++++ Vorliegender Text ++++

Aktuelle Entwicklungen: Gebühren, Klagen und neue Entwürfe

Im September 2025 trat die neue 100.000-Dollar-Gebühr für H-1B Anträge in Kraft. Mittlerweile ist klar, dass diese Gebühr zwar ausschließlich für neue H-1B Antragsverfahren gelten wird, nichtsdestotrotz stellt dies für viele Unternehmen und Organisationen in den USA eine erhebliche Zusatzbelastung dar.

Gegen die Maßnahme wurde bereits Klage eingereicht – mehrere Arbeitgeber, Universitäten und Non-Profit-Organisationen in den USA sehen in der Gebühr eine Gefahr für Innovation und Wettbewerbsfähigkeit. Das laufende Verfahren könnte die Umsetzung noch verzögern, verändern oder gar verhindern.

Parallel dazu plant das Department of Homeland Security (DHS) neue Regelungen, die das H-1B System strukturell verändern könnten:

  • Reform des H-1B Programms:
    Vorgesehen sind unter anderem strengere Nachweispflichten, höhere Gehaltsniveaus, verstärkte Standortprüfungen und Maßnahmen gegen Mehrfachregistrierungen im Lotterie-Verfahren.
  • Neuausrichtung des H-1B Lotterie-Verfahrens:
    Anträge sollen künftig nicht mehr rein zufällig, sondern stärker nach Gehaltsniveau oder Qualifikationsgrad priorisiert werden.

Beide Entwürfe sind Teil der offiziellen Regulatory Agenda der US-Regierung und befinden sich noch in der Planungsphase.

Der Grassley-Durbin Act

Umfassende Reform für H-1B und L-Visa

Parallel zu den Regierungsentwürfen liegt im Kongress der Grassley-Durbin Act vor – ein Gesetzesvorschlag, der das gesamte H-1B- und L-1 System tiefgreifend neu strukturieren würde.

++++ Datenabschnitt ++++

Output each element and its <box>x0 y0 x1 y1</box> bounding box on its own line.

++++

**Aufgabenstellung:** Gib aus dem Text über die H-1B-Entwicklungen die Passage von „Umfassende Reform für“ bis „neu strukturieren würde.“ wortgetreu wieder.

**Vollständige Antwort:**
Umfassende Reform für H-1B und L-Visa

Parallel zu den Regierungsentwürfen liegt im Kongress der Grassley-Durbin Act vor – ein Gesetzesvorschlag, der das gesamte H-1B- und L-1 System tiefgreifend neu strukturieren würde.